Data records:
▼

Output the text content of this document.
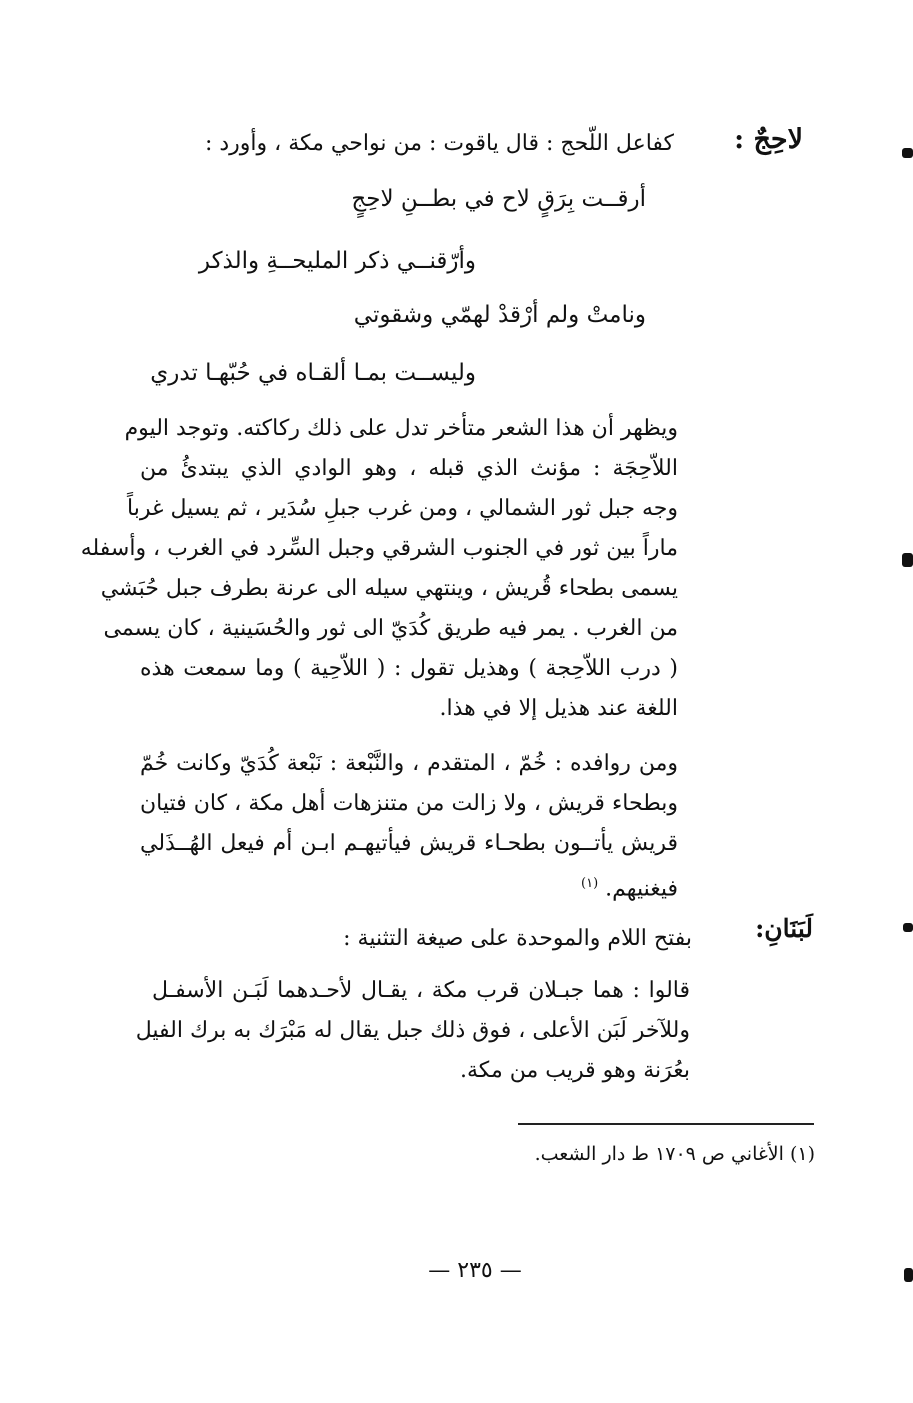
لاحِجٌ :
كفاعل اللّحج : قال ياقوت : من نواحي مكة ، وأورد :
أرقــت بِرَقٍ لاح في بطــنِ لاحِجٍ
وأرّقنــي ذكر المليحــةِ والذكر
ونامتْ ولم أرْقدْ لهمّي وشقوتي
وليســت بمـا ألقـاه في حُبّهـا تدري
ويظهر أن هذا الشعر متأخر تدل على ذلك ركاكته. وتوجد اليوم
اللاّحِجَة : مؤنث الذي قبله ، وهو الوادي الذي يبتدئُ من
وجه جبل ثور الشمالي ، ومن غرب جبلِ سُدَير ، ثم يسيل غرباً
ماراً بين ثور في الجنوب الشرقي وجبل السِّرد في الغرب ، وأسفله
يسمى بطحاء قُريش ، وينتهي سيله الى عرنة بطرف جبل حُبَشي
من الغرب . يمر فيه طريق كُدَيّ الى ثور والحُسَينية ، كان يسمى
( درب اللاّحِجة ) وهذيل تقول : ( اللاّحِية ) وما سمعت هذه
اللغة عند هذيل إلا في هذا.
ومن روافده : خُمّ ، المتقدم ، والنَّبْعة : نَبْعة كُدَيّ وكانت خُمّ
وبطحاء قريش ، ولا زالت من متنزهات أهل مكة ، كان فتيان
قريش يأتــون بطحـاء قريش فيأتيهـم ابـن أم فيعل الهُــذَلي
فيغنيهم. $^{(١)}$
لَبَنَانِ:
بفتح اللام والموحدة على صيغة التثنية :
قالوا : هما جبـلان قرب مكة ، يقـال لأحـدهما لَبَـن الأسفـل
وللآخر لَبَن الأعلى ، فوق ذلك جبل يقال له مَبْرَك به برك الفيل
بعُرَنة وهو قريب من مكة.
(١) الأغاني ص ١٧٠٩ ط دار الشعب.
— ٢٣٥ —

▲

▶ _WHAT IS EXPECTED_
Search the preceding listing for "الغرب" and extract every line where it is found.

▶ _ANSWER IN FULL_
ماراً بين ثور في الجنوب الشرقي وجبل السِّرد في الغرب ، وأسفله
من الغرب . يمر فيه طريق كُدَيّ الى ثور والحُسَينية ، كان يسمى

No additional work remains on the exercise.